* _Task inputs_
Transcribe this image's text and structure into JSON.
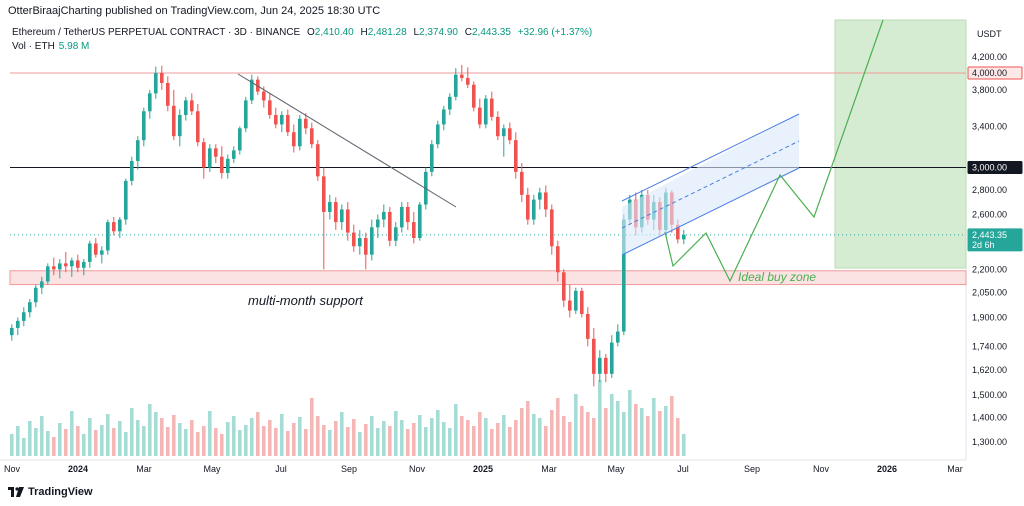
{
  "header": {
    "publisher": "OtterBiraajCharting published on TradingView.com, Jun 24, 2025 18:30 UTC",
    "symbol": "Ethereum / TetherUS PERPETUAL CONTRACT · 3D · BINANCE",
    "ohlc": {
      "o_label": "O",
      "o": "2,410.40",
      "h_label": "H",
      "h": "2,481.28",
      "l_label": "L",
      "l": "2,374.90",
      "c_label": "C",
      "c": "2,443.35",
      "change": "+32.96 (+1.37%)"
    },
    "volume_label": "Vol · ETH",
    "volume_value": "5.98 M"
  },
  "footer": {
    "brand": "TradingView"
  },
  "chart_data": {
    "type": "candlestick",
    "currency": "USDT",
    "y_axis_ticks": [
      "4,200.00",
      "3,800.00",
      "3,400.00",
      "2,800.00",
      "2,600.00",
      "2,200.00",
      "2,050.00",
      "1,900.00",
      "1,740.00",
      "1,620.00",
      "1,500.00",
      "1,400.00",
      "1,300.00"
    ],
    "x_axis_ticks": [
      "Nov",
      "2024",
      "Mar",
      "May",
      "Jul",
      "Sep",
      "Nov",
      "2025",
      "Mar",
      "May",
      "Jul",
      "Sep",
      "Nov",
      "2026",
      "Mar"
    ],
    "price_labels": [
      {
        "text": "4,000.00",
        "value": 4000,
        "style": "red-box"
      },
      {
        "text": "3,000.00",
        "value": 3000,
        "style": "black-box"
      },
      {
        "text": "2,443.35",
        "sub": "2d 6h",
        "value": 2443.35,
        "style": "teal-box"
      }
    ],
    "annotations": {
      "support_label": "multi-month support",
      "buy_zone_label": "Ideal buy zone",
      "support_zone": [
        2100,
        2190
      ]
    },
    "candles": [
      [
        1800,
        1860,
        1770,
        1840
      ],
      [
        1840,
        1900,
        1800,
        1880
      ],
      [
        1880,
        1960,
        1850,
        1930
      ],
      [
        1930,
        2010,
        1900,
        1990
      ],
      [
        1990,
        2100,
        1960,
        2080
      ],
      [
        2080,
        2150,
        2040,
        2120
      ],
      [
        2120,
        2240,
        2100,
        2220
      ],
      [
        2220,
        2280,
        2160,
        2200
      ],
      [
        2200,
        2270,
        2140,
        2240
      ],
      [
        2240,
        2320,
        2180,
        2220
      ],
      [
        2220,
        2280,
        2150,
        2260
      ],
      [
        2260,
        2300,
        2180,
        2210
      ],
      [
        2210,
        2270,
        2160,
        2250
      ],
      [
        2250,
        2400,
        2210,
        2380
      ],
      [
        2380,
        2420,
        2280,
        2300
      ],
      [
        2300,
        2360,
        2240,
        2330
      ],
      [
        2330,
        2560,
        2300,
        2540
      ],
      [
        2540,
        2580,
        2440,
        2470
      ],
      [
        2470,
        2580,
        2420,
        2560
      ],
      [
        2560,
        2900,
        2520,
        2880
      ],
      [
        2880,
        3100,
        2840,
        3060
      ],
      [
        3060,
        3300,
        2980,
        3260
      ],
      [
        3260,
        3600,
        3200,
        3560
      ],
      [
        3560,
        3800,
        3480,
        3760
      ],
      [
        3760,
        4080,
        3700,
        4000
      ],
      [
        4000,
        4090,
        3800,
        3880
      ],
      [
        3880,
        3960,
        3560,
        3620
      ],
      [
        3620,
        3800,
        3260,
        3300
      ],
      [
        3300,
        3580,
        3200,
        3520
      ],
      [
        3520,
        3720,
        3460,
        3680
      ],
      [
        3680,
        3760,
        3520,
        3560
      ],
      [
        3560,
        3640,
        3200,
        3240
      ],
      [
        3240,
        3280,
        2900,
        3000
      ],
      [
        3000,
        3220,
        2960,
        3180
      ],
      [
        3180,
        3220,
        3040,
        3100
      ],
      [
        3100,
        3200,
        2900,
        2950
      ],
      [
        2950,
        3120,
        2900,
        3080
      ],
      [
        3080,
        3200,
        3040,
        3160
      ],
      [
        3160,
        3400,
        3120,
        3380
      ],
      [
        3380,
        3720,
        3340,
        3680
      ],
      [
        3680,
        3980,
        3640,
        3920
      ],
      [
        3920,
        3960,
        3740,
        3780
      ],
      [
        3780,
        3840,
        3600,
        3680
      ],
      [
        3680,
        3760,
        3480,
        3520
      ],
      [
        3520,
        3600,
        3380,
        3420
      ],
      [
        3420,
        3560,
        3340,
        3520
      ],
      [
        3520,
        3580,
        3300,
        3340
      ],
      [
        3340,
        3420,
        3140,
        3200
      ],
      [
        3200,
        3520,
        3160,
        3480
      ],
      [
        3480,
        3540,
        3320,
        3380
      ],
      [
        3380,
        3440,
        3180,
        3220
      ],
      [
        3220,
        3260,
        2880,
        2920
      ],
      [
        2920,
        3000,
        2200,
        2620
      ],
      [
        2620,
        2760,
        2560,
        2700
      ],
      [
        2700,
        2740,
        2480,
        2540
      ],
      [
        2540,
        2680,
        2480,
        2640
      ],
      [
        2640,
        2700,
        2400,
        2460
      ],
      [
        2460,
        2520,
        2320,
        2360
      ],
      [
        2360,
        2480,
        2300,
        2420
      ],
      [
        2420,
        2460,
        2200,
        2300
      ],
      [
        2300,
        2560,
        2260,
        2500
      ],
      [
        2500,
        2600,
        2420,
        2560
      ],
      [
        2560,
        2680,
        2500,
        2620
      ],
      [
        2620,
        2660,
        2360,
        2400
      ],
      [
        2400,
        2540,
        2360,
        2500
      ],
      [
        2500,
        2700,
        2460,
        2660
      ],
      [
        2660,
        2700,
        2480,
        2540
      ],
      [
        2540,
        2620,
        2380,
        2420
      ],
      [
        2420,
        2700,
        2400,
        2680
      ],
      [
        2680,
        3000,
        2640,
        2960
      ],
      [
        2960,
        3260,
        2920,
        3220
      ],
      [
        3220,
        3460,
        3180,
        3420
      ],
      [
        3420,
        3620,
        3360,
        3580
      ],
      [
        3580,
        3760,
        3520,
        3720
      ],
      [
        3720,
        4060,
        3680,
        3980
      ],
      [
        3980,
        4100,
        3900,
        3940
      ],
      [
        3940,
        4070,
        3820,
        3860
      ],
      [
        3860,
        3900,
        3560,
        3600
      ],
      [
        3600,
        3700,
        3380,
        3420
      ],
      [
        3420,
        3740,
        3380,
        3700
      ],
      [
        3700,
        3780,
        3460,
        3500
      ],
      [
        3500,
        3560,
        3260,
        3300
      ],
      [
        3300,
        3420,
        3100,
        3380
      ],
      [
        3380,
        3440,
        3220,
        3260
      ],
      [
        3260,
        3340,
        2900,
        2960
      ],
      [
        2960,
        3040,
        2700,
        2760
      ],
      [
        2760,
        2820,
        2520,
        2560
      ],
      [
        2560,
        2760,
        2520,
        2720
      ],
      [
        2720,
        2820,
        2640,
        2780
      ],
      [
        2780,
        2840,
        2580,
        2640
      ],
      [
        2640,
        2680,
        2300,
        2360
      ],
      [
        2360,
        2400,
        2120,
        2180
      ],
      [
        2180,
        2200,
        1960,
        2000
      ],
      [
        2000,
        2100,
        1900,
        1940
      ],
      [
        1940,
        2080,
        1920,
        2060
      ],
      [
        2060,
        2080,
        1900,
        1920
      ],
      [
        1920,
        1960,
        1740,
        1780
      ],
      [
        1780,
        1840,
        1540,
        1600
      ],
      [
        1600,
        1720,
        1560,
        1680
      ],
      [
        1680,
        1700,
        1560,
        1600
      ],
      [
        1600,
        1800,
        1580,
        1760
      ],
      [
        1760,
        1860,
        1740,
        1820
      ],
      [
        1820,
        2600,
        1800,
        2560
      ],
      [
        2560,
        2760,
        2520,
        2720
      ],
      [
        2720,
        2780,
        2440,
        2500
      ],
      [
        2500,
        2800,
        2460,
        2760
      ],
      [
        2760,
        2800,
        2520,
        2560
      ],
      [
        2560,
        2760,
        2480,
        2700
      ],
      [
        2700,
        2740,
        2440,
        2480
      ],
      [
        2480,
        2820,
        2460,
        2780
      ],
      [
        2780,
        2800,
        2460,
        2520
      ],
      [
        2520,
        2560,
        2380,
        2410
      ],
      [
        2410,
        2481.28,
        2374.9,
        2443.35
      ]
    ]
  }
}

* _To do_
In the entries above, find each line with the word "TradingView" and show it.

* _Task solution_
    "publisher": "OtterBiraajCharting published on TradingView.com, Jun 24, 2025 18:30 UTC",
    "brand": "TradingView"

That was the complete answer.